Problem requirements: Transcribe each of the records below exactly, excluding all pictures.

Records for this exercise:
☆ ☆ ☆ ☆ ☆

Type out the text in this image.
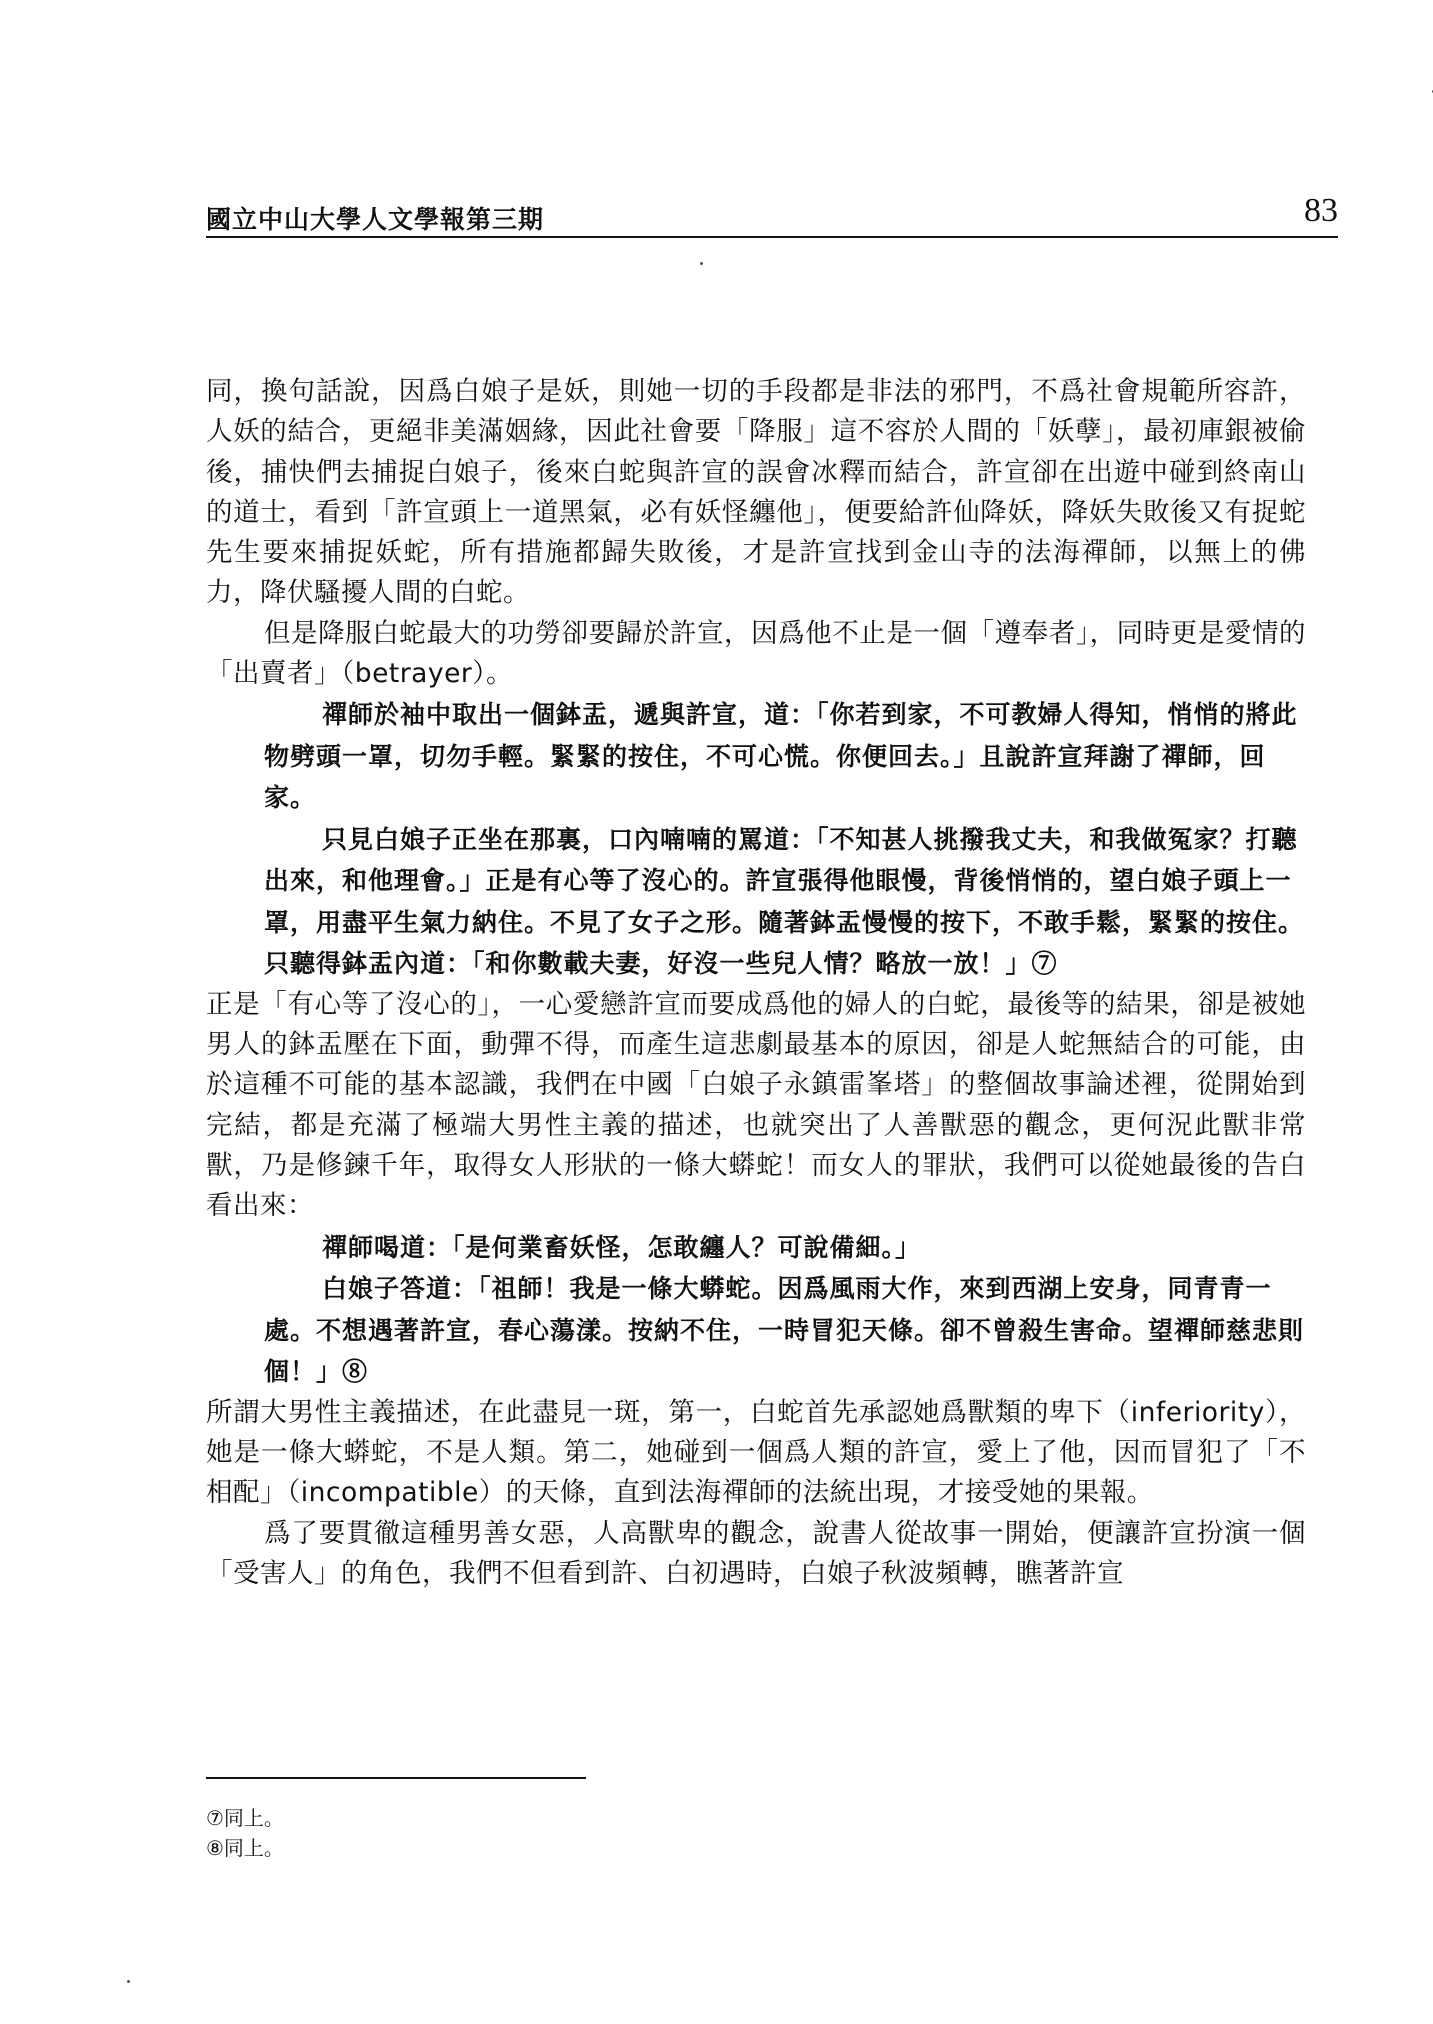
國立中山大學人文學報第三期	83

同，換句話說，因爲白娘子是妖，則她一切的手段都是非法的邪門，不爲社會規範所容許，人妖的結合，更絕非美滿姻緣，因此社會要「降服」這不容於人間的「妖孽」，最初庫銀被偷後，捕快們去捕捉白娘子，後來白蛇與許宣的誤會冰釋而結合，許宣卻在出遊中碰到終南山的道士，看到「許宣頭上一道黑氣，必有妖怪纏他」，便要給許仙降妖，降妖失敗後又有捉蛇先生要來捕捉妖蛇，所有措施都歸失敗後，才是許宣找到金山寺的法海禪師，以無上的佛力，降伏騷擾人間的白蛇。

但是降服白蛇最大的功勞卻要歸於許宣，因爲他不止是一個「遵奉者」，同時更是愛情的「出賣者」（betrayer）。

禪師於袖中取出一個鉢盂，遞與許宣，道：「你若到家，不可教婦人得知，悄悄的將此物劈頭一罩，切勿手輕。緊緊的按住，不可心慌。你便回去。」且說許宣拜謝了禪師，回家。

只見白娘子正坐在那裏，口內喃喃的罵道：「不知甚人挑撥我丈夫，和我做冤家？打聽出來，和他理會。」正是有心等了沒心的。許宣張得他眼慢，背後悄悄的，望白娘子頭上一罩，用盡平生氣力納住。不見了女子之形。隨著鉢盂慢慢的按下，不敢手鬆，緊緊的按住。只聽得鉢盂內道：「和你數載夫妻，好沒一些兒人情？略放一放！」⑦

正是「有心等了沒心的」，一心愛戀許宣而要成爲他的婦人的白蛇，最後等的結果，卻是被她男人的鉢盂壓在下面，動彈不得，而產生這悲劇最基本的原因，卻是人蛇無結合的可能，由於這種不可能的基本認識，我們在中國「白娘子永鎮雷峯塔」的整個故事論述裡，從開始到完結，都是充滿了極端大男性主義的描述，也就突出了人善獸惡的觀念，更何況此獸非常獸，乃是修鍊千年，取得女人形狀的一條大蟒蛇！而女人的罪狀，我們可以從她最後的告白看出來：

禪師喝道：「是何業畜妖怪，怎敢纏人？可說備細。」

白娘子答道：「祖師！我是一條大蟒蛇。因爲風雨大作，來到西湖上安身，同青青一處。不想遇著許宣，春心蕩漾。按納不住，一時冒犯天條。卻不曾殺生害命。望禪師慈悲則個！」⑧

所謂大男性主義描述，在此盡見一斑，第一，白蛇首先承認她爲獸類的卑下（inferiority），她是一條大蟒蛇，不是人類。第二，她碰到一個爲人類的許宣，愛上了他，因而冒犯了「不相配」（incompatible）的天條，直到法海禪師的法統出現，才接受她的果報。

爲了要貫徹這種男善女惡，人高獸卑的觀念，說書人從故事一開始，便讓許宣扮演一個「受害人」的角色，我們不但看到許、白初遇時，白娘子秋波頻轉，瞧著許宣

⑦同上。
⑧同上。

☆ ☆ ☆ ☆ ☆

Answer:
Type out the text in this image.
國立中山大學人文學報第三期	83

同，換句話說，因爲白娘子是妖，則她一切的手段都是非法的邪門，不爲社會規範所容許，人妖的結合，更絕非美滿姻緣，因此社會要「降服」這不容於人間的「妖孽」，最初庫銀被偷後，捕快們去捕捉白娘子，後來白蛇與許宣的誤會冰釋而結合，許宣卻在出遊中碰到終南山的道士，看到「許宣頭上一道黑氣，必有妖怪纏他」，便要給許仙降妖，降妖失敗後又有捉蛇先生要來捕捉妖蛇，所有措施都歸失敗後，才是許宣找到金山寺的法海禪師，以無上的佛力，降伏騷擾人間的白蛇。

但是降服白蛇最大的功勞卻要歸於許宣，因爲他不止是一個「遵奉者」，同時更是愛情的「出賣者」（betrayer）。

禪師於袖中取出一個鉢盂，遞與許宣，道：「你若到家，不可教婦人得知，悄悄的將此物劈頭一罩，切勿手輕。緊緊的按住，不可心慌。你便回去。」且說許宣拜謝了禪師，回家。

只見白娘子正坐在那裏，口內喃喃的罵道：「不知甚人挑撥我丈夫，和我做冤家？打聽出來，和他理會。」正是有心等了沒心的。許宣張得他眼慢，背後悄悄的，望白娘子頭上一罩，用盡平生氣力納住。不見了女子之形。隨著鉢盂慢慢的按下，不敢手鬆，緊緊的按住。只聽得鉢盂內道：「和你數載夫妻，好沒一些兒人情？略放一放！」⑦

正是「有心等了沒心的」，一心愛戀許宣而要成爲他的婦人的白蛇，最後等的結果，卻是被她男人的鉢盂壓在下面，動彈不得，而產生這悲劇最基本的原因，卻是人蛇無結合的可能，由於這種不可能的基本認識，我們在中國「白娘子永鎮雷峯塔」的整個故事論述裡，從開始到完結，都是充滿了極端大男性主義的描述，也就突出了人善獸惡的觀念，更何況此獸非常獸，乃是修鍊千年，取得女人形狀的一條大蟒蛇！而女人的罪狀，我們可以從她最後的告白看出來：

禪師喝道：「是何業畜妖怪，怎敢纏人？可說備細。」

白娘子答道：「祖師！我是一條大蟒蛇。因爲風雨大作，來到西湖上安身，同青青一處。不想遇著許宣，春心蕩漾。按納不住，一時冒犯天條。卻不曾殺生害命。望禪師慈悲則個！」⑧

所謂大男性主義描述，在此盡見一斑，第一，白蛇首先承認她爲獸類的卑下（inferiority），她是一條大蟒蛇，不是人類。第二，她碰到一個爲人類的許宣，愛上了他，因而冒犯了「不相配」（incompatible）的天條，直到法海禪師的法統出現，才接受她的果報。

爲了要貫徹這種男善女惡，人高獸卑的觀念，說書人從故事一開始，便讓許宣扮演一個「受害人」的角色，我們不但看到許、白初遇時，白娘子秋波頻轉，瞧著許宣

⑦同上。
⑧同上。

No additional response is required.